THE PROBLEM: Whenever a line below holds the word "Feed", copy that line.

───

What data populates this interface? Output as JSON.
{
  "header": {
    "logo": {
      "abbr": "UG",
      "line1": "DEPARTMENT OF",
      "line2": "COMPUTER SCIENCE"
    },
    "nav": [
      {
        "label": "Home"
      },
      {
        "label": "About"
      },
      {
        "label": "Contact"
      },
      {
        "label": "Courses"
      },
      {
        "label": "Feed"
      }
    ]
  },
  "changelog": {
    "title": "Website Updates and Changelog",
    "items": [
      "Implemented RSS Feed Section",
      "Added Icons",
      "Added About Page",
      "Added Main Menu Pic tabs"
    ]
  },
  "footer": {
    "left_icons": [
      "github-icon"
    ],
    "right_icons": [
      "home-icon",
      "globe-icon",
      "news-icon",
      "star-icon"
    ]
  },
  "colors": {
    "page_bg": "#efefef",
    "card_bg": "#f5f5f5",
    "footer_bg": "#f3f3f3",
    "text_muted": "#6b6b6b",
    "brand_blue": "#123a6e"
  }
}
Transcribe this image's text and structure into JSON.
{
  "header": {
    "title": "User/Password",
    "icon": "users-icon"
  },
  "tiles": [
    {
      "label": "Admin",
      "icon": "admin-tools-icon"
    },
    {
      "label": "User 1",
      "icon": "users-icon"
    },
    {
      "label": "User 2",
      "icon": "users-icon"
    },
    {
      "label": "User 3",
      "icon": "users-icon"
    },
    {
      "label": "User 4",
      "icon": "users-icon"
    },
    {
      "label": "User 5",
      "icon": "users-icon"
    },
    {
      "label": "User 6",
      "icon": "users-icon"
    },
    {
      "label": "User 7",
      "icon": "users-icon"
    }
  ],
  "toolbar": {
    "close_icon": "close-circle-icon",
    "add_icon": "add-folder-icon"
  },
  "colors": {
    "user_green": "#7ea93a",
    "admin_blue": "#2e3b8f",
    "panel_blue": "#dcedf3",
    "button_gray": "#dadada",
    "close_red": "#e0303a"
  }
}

───

RESPONSE TO THE EXERCISE:
        "label": "Feed"
      "Implemented RSS Feed Section",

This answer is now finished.